_What this task involves_: Copy word for word the lines in the entries below, starting at the one containing "y-tick-label: 80 <box>75 318 103 346</box>" and ending at the one containing "series-line <box>114 137 887 269</box>".

_Record extracts_:
--------------------------------------------------

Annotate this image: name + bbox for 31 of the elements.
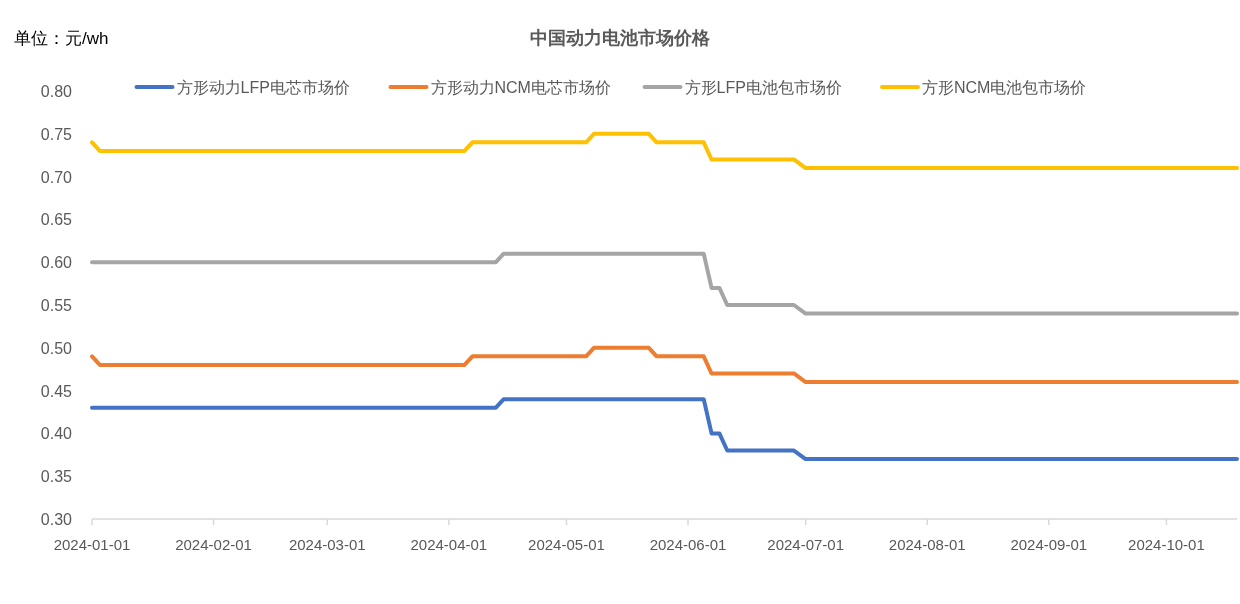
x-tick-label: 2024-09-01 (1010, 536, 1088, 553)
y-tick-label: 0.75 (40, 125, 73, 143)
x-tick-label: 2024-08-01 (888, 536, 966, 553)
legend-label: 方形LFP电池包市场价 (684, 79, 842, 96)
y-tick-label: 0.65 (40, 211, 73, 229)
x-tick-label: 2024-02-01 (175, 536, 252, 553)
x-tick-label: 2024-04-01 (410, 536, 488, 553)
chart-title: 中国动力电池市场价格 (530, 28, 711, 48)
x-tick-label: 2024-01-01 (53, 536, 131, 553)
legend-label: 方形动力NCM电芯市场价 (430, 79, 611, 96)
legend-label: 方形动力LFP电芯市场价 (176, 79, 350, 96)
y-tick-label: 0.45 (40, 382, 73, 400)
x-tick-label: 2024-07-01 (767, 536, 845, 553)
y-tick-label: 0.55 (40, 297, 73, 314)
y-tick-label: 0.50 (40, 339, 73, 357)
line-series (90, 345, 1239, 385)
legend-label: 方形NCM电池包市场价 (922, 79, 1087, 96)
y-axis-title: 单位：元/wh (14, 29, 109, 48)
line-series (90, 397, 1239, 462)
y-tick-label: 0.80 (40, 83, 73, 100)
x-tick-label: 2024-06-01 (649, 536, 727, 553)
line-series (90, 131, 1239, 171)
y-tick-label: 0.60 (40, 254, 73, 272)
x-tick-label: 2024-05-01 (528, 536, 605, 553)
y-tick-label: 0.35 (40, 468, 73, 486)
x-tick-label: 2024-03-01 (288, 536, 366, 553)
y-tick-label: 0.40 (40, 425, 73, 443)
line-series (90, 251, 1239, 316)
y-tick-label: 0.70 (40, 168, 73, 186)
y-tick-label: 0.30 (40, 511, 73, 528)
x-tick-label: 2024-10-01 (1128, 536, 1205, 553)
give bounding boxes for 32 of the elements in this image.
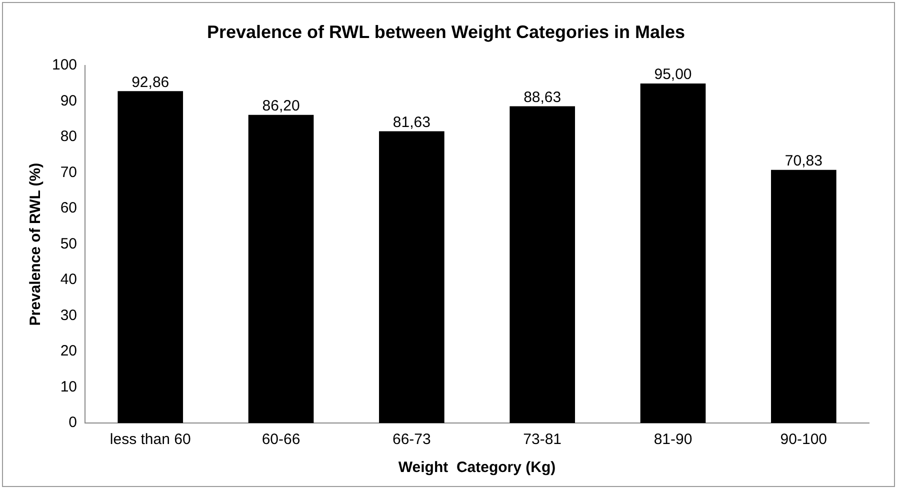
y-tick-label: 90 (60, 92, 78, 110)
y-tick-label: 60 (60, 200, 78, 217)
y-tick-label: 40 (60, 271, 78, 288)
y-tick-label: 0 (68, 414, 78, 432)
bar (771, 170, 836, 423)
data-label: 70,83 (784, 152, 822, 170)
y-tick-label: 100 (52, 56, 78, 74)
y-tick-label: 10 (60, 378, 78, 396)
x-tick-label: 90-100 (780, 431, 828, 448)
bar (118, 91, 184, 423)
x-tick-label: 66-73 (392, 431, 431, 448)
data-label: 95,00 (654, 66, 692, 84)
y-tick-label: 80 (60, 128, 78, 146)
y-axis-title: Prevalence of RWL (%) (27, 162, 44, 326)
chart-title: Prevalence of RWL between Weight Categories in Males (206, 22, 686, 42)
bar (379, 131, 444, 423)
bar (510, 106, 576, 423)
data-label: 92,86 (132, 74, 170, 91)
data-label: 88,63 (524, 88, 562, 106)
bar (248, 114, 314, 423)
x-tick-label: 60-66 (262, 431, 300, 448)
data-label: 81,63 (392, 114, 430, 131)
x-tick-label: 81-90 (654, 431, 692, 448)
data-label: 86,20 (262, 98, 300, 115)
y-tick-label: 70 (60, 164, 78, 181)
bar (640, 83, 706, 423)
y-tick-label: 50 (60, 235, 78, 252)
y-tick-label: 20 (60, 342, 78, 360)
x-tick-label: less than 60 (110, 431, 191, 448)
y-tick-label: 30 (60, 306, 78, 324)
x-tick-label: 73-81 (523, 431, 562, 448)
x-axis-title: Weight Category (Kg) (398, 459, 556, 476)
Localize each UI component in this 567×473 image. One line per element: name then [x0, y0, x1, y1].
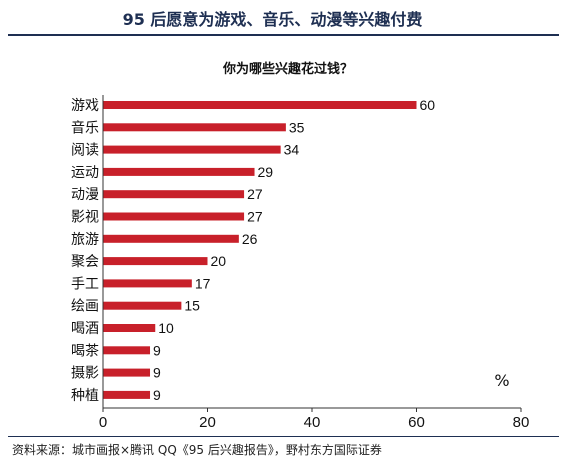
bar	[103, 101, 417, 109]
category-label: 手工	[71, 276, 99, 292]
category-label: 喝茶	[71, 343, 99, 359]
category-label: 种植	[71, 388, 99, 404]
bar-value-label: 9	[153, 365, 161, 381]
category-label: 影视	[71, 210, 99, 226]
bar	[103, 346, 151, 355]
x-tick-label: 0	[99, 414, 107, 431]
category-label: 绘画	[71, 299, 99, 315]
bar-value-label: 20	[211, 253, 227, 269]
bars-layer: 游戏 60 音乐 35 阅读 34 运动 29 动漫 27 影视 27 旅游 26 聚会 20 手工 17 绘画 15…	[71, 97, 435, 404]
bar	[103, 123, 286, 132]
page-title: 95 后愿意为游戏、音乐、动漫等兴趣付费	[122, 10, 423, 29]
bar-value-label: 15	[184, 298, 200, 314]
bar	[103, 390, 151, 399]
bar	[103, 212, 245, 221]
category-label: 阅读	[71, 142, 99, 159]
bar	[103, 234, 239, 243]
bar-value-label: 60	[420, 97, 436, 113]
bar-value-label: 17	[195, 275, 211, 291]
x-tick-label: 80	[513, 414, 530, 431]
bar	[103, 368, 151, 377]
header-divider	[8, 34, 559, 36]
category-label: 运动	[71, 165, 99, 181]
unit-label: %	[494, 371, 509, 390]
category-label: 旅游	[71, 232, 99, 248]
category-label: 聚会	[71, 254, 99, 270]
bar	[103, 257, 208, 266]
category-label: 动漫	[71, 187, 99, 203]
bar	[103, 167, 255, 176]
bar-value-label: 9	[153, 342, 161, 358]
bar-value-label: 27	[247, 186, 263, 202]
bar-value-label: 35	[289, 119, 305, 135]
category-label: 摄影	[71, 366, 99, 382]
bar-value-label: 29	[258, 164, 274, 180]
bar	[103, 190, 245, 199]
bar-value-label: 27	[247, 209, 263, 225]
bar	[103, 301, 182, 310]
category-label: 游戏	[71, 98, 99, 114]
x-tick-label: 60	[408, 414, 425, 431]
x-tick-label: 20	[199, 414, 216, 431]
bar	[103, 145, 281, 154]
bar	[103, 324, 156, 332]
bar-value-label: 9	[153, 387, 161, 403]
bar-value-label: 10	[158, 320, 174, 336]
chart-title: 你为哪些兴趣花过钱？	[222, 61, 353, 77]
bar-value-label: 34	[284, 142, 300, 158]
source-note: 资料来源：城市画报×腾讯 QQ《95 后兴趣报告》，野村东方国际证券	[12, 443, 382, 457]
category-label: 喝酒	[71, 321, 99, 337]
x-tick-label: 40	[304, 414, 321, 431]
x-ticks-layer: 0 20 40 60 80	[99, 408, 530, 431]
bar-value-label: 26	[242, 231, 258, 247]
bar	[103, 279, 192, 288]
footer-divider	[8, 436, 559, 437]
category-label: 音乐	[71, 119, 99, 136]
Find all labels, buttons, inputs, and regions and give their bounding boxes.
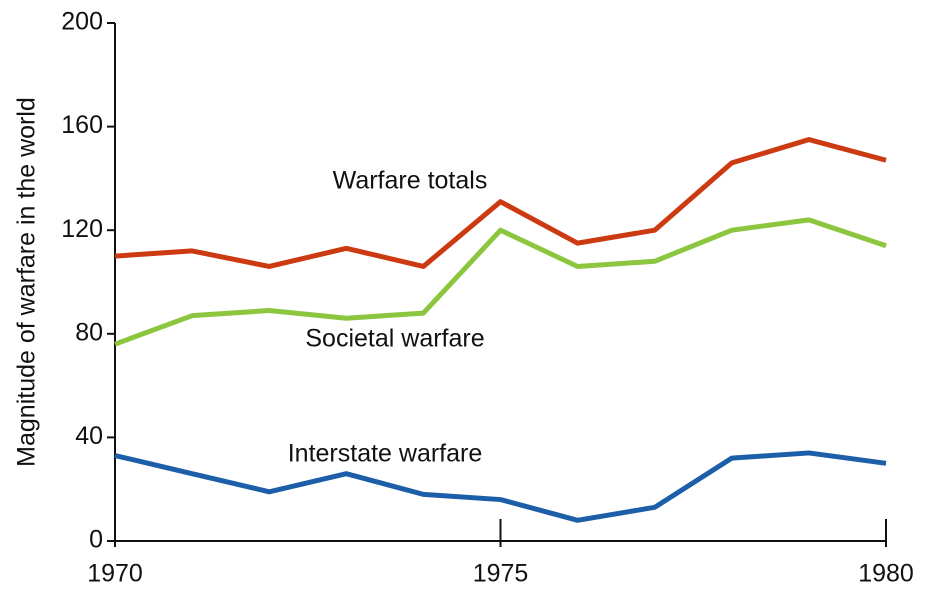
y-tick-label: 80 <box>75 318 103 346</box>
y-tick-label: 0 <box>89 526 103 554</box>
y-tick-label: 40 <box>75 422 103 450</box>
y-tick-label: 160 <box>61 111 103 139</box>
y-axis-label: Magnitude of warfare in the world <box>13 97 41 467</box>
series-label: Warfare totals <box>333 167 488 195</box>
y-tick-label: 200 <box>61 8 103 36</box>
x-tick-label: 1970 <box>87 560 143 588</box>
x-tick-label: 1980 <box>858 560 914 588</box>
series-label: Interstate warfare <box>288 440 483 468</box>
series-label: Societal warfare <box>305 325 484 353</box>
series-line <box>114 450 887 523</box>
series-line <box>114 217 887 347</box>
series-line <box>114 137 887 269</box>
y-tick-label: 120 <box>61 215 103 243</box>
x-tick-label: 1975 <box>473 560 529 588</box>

--------------------------------------------------

_Finished exercise_:
y-tick-label: 80 <box>75 318 103 346</box>
y-tick-label: 0 <box>89 526 103 554</box>
y-tick-label: 40 <box>75 422 103 450</box>
y-tick-label: 160 <box>61 111 103 139</box>
y-axis-label: Magnitude of warfare in the world <box>13 97 41 467</box>
series-label: Warfare totals <box>333 167 488 195</box>
y-tick-label: 200 <box>61 8 103 36</box>
x-tick-label: 1970 <box>87 560 143 588</box>
x-tick-label: 1980 <box>858 560 914 588</box>
series-label: Interstate warfare <box>288 440 483 468</box>
series-label: Societal warfare <box>305 325 484 353</box>
series-line <box>114 450 887 523</box>
series-line <box>114 217 887 347</box>
series-line <box>114 137 887 269</box>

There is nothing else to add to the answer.